■ Records from a data source
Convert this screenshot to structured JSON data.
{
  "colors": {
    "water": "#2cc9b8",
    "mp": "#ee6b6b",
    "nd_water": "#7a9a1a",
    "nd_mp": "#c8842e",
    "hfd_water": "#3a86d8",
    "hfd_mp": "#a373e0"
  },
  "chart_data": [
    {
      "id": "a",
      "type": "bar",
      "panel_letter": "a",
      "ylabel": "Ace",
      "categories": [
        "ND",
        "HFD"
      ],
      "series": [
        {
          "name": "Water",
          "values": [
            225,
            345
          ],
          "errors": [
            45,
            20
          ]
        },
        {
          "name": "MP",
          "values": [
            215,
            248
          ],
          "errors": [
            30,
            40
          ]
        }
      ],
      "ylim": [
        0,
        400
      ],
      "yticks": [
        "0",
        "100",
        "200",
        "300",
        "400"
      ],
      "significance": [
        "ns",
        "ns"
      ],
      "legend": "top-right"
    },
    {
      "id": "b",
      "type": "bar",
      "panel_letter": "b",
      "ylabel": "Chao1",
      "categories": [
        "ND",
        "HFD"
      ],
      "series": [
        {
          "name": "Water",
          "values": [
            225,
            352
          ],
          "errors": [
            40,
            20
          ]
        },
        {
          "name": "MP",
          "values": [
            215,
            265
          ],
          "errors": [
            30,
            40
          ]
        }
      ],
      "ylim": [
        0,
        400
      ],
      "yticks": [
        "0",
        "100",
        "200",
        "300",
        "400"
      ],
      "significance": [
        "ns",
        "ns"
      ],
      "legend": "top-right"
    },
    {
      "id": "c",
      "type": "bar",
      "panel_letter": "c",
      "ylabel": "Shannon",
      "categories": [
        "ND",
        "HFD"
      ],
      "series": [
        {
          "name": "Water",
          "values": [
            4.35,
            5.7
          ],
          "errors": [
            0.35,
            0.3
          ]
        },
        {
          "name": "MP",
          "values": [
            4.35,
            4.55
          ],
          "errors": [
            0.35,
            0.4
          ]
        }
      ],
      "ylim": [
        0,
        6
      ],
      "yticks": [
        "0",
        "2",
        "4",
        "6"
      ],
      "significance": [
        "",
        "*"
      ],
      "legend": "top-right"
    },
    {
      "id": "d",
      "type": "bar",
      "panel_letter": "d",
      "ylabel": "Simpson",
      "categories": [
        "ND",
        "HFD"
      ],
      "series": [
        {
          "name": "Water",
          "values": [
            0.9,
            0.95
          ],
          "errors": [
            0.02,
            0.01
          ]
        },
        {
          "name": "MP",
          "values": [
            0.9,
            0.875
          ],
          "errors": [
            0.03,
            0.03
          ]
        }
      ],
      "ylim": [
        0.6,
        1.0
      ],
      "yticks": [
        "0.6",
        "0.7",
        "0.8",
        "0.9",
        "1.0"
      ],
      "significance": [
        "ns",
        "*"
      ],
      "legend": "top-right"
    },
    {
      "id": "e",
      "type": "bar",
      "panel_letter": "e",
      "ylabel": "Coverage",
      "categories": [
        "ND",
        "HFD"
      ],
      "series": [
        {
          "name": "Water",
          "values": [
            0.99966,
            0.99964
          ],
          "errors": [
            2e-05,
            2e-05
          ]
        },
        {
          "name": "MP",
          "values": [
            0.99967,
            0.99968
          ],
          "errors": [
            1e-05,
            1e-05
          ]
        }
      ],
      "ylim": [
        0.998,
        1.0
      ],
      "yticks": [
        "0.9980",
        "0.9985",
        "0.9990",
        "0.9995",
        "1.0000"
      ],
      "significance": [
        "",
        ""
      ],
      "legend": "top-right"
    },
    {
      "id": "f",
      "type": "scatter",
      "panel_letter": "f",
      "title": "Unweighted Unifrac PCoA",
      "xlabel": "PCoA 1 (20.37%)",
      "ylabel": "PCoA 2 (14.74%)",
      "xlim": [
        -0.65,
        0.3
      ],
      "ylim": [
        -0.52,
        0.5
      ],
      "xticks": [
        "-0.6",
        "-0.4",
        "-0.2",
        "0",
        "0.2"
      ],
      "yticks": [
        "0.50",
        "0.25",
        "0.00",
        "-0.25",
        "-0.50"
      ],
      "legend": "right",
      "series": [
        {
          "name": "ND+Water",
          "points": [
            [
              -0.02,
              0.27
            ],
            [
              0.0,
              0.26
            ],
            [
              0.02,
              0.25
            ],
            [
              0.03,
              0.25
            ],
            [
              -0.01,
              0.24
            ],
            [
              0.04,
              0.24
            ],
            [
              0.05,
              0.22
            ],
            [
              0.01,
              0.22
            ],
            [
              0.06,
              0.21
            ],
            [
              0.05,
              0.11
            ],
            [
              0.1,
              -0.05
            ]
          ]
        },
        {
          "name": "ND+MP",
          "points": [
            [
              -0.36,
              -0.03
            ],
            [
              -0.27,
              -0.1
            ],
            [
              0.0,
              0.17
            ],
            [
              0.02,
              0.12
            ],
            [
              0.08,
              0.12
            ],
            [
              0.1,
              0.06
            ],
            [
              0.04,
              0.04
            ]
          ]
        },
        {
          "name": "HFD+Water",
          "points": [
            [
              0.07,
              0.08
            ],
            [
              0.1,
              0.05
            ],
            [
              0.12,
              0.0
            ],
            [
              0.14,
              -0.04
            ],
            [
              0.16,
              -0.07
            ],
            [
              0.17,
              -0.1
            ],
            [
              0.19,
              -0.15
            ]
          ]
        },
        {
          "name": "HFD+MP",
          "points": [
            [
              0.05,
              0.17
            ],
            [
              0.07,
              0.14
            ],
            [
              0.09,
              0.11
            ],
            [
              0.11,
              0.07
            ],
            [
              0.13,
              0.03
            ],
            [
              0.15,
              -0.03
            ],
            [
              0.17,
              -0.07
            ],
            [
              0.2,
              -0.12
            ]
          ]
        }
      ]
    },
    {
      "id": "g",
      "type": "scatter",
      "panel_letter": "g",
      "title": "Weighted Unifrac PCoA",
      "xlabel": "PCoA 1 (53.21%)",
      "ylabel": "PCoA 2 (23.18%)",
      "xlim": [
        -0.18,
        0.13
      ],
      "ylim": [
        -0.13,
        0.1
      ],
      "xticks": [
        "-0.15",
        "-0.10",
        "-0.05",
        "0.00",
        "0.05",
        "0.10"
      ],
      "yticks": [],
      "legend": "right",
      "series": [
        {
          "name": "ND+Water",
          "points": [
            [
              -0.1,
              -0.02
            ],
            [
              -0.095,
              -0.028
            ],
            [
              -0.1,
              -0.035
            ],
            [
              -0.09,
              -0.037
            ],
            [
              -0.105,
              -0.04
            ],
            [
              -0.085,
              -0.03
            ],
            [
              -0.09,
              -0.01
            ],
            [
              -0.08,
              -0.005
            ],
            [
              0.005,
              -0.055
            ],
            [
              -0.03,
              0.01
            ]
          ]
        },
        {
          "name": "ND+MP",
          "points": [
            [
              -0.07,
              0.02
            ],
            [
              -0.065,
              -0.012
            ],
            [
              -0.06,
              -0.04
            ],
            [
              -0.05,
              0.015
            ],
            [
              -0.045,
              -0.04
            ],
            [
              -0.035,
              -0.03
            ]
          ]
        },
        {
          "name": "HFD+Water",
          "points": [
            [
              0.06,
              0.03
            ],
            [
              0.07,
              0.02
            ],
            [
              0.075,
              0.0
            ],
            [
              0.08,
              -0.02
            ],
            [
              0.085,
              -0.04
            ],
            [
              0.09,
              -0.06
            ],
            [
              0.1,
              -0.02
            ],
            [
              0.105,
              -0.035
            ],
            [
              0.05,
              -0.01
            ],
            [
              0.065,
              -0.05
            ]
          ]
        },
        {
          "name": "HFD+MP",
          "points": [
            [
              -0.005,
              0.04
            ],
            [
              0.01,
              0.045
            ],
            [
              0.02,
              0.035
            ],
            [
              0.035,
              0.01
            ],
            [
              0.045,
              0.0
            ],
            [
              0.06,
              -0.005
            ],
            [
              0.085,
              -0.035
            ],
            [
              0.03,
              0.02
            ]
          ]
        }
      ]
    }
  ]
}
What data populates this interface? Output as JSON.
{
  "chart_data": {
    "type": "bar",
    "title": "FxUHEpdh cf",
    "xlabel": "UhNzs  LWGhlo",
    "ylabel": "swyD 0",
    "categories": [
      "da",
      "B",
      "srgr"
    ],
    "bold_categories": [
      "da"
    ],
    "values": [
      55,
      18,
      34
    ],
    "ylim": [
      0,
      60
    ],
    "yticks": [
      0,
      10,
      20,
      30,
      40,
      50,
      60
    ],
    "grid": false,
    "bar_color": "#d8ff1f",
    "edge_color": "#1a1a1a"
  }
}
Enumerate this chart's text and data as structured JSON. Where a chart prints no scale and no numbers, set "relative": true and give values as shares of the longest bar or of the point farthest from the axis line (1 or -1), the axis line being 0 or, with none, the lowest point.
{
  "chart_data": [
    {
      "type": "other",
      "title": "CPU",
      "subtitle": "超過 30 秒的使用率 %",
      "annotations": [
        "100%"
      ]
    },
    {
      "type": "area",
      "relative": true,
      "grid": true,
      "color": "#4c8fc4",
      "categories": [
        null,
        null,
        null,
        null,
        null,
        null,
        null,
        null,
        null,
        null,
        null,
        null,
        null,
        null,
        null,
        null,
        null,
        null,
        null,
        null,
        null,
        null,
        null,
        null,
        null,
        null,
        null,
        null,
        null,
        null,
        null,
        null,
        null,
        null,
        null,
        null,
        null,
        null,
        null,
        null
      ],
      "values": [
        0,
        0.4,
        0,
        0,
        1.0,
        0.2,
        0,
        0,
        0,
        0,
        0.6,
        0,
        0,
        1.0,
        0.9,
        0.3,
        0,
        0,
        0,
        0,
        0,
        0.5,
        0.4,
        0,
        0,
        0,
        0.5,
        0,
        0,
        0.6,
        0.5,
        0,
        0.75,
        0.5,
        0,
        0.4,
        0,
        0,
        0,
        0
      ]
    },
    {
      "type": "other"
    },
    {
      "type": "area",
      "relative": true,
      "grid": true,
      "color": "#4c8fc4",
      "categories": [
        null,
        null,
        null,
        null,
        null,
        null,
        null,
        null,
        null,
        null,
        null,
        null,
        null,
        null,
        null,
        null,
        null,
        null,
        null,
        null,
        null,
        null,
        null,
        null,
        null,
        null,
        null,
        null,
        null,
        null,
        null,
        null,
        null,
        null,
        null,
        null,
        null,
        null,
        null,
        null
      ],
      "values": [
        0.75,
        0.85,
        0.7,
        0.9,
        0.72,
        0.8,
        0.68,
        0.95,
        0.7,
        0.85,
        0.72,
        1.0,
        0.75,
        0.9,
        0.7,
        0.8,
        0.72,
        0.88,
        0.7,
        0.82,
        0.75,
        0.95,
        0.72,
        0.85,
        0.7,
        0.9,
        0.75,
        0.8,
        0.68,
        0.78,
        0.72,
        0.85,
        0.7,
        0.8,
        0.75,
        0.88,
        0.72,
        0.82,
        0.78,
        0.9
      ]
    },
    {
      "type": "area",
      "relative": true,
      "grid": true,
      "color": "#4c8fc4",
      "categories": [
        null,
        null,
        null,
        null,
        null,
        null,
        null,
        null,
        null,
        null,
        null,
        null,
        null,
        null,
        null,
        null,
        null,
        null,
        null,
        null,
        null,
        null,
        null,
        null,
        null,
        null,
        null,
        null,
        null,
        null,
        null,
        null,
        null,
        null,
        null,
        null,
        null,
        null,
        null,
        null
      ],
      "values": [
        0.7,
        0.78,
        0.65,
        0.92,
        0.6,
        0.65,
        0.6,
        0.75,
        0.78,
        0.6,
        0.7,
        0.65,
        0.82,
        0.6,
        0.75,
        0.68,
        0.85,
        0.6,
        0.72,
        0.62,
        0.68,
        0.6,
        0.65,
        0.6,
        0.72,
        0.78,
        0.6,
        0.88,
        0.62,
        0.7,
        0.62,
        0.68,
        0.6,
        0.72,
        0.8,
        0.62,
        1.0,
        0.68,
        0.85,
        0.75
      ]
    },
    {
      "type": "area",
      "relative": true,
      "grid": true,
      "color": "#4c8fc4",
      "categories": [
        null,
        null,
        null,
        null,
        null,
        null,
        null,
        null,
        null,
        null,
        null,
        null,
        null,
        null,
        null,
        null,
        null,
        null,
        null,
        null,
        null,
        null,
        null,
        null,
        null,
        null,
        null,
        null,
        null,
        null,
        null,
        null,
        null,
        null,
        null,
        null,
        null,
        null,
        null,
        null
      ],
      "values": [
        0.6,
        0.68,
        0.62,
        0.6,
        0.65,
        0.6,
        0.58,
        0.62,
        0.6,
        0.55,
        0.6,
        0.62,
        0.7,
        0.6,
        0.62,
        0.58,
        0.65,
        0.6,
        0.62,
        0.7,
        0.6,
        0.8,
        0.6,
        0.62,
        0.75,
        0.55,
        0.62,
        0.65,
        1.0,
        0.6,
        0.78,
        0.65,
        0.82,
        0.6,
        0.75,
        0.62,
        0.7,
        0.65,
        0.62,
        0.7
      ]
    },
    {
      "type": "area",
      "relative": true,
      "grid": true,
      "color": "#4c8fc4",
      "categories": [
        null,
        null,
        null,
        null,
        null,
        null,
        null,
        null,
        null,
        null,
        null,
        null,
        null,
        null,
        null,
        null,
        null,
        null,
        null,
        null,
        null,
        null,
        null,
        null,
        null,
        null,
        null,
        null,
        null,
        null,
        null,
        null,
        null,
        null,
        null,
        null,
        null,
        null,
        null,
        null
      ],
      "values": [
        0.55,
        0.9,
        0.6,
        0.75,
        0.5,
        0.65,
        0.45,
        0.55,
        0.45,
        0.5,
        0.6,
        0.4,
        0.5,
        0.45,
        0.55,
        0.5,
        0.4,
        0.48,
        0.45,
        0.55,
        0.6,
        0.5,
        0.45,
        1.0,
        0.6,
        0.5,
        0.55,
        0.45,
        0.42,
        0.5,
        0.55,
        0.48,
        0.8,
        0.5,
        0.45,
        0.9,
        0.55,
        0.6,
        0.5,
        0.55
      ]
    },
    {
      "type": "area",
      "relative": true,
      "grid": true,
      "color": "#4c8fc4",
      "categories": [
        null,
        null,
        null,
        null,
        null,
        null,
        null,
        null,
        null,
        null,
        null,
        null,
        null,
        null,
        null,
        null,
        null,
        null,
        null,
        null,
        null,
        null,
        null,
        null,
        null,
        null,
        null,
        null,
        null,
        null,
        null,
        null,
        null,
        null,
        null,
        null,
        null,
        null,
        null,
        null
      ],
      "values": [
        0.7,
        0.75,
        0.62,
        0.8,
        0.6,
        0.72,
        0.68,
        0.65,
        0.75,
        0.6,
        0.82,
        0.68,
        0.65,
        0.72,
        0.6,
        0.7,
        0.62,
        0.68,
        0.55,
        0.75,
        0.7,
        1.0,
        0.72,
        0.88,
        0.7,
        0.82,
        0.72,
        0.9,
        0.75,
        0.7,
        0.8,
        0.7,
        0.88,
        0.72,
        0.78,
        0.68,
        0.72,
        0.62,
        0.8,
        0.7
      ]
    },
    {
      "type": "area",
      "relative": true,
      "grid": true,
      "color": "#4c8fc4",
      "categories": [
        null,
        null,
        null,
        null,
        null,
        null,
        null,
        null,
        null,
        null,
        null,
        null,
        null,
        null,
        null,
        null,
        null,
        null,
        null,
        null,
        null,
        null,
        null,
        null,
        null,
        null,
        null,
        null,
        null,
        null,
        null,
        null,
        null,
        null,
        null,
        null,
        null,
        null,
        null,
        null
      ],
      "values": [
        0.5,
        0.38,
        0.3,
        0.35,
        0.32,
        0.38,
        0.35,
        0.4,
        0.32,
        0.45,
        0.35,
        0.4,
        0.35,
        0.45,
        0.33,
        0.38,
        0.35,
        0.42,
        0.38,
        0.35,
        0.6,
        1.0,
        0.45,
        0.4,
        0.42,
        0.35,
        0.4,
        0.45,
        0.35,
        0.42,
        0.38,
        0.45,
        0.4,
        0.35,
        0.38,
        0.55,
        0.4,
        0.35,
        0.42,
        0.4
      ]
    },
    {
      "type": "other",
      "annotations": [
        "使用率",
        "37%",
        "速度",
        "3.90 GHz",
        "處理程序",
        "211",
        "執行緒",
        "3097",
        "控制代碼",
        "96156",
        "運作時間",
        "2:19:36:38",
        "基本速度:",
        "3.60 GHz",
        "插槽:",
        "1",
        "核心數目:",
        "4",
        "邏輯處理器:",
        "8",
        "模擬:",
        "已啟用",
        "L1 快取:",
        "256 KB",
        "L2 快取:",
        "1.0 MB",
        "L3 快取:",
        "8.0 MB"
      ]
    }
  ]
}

■ PROBLEM DETAILS
Give only the number of lines in the data that hold the word "PCoA".

■ THE REPLY
6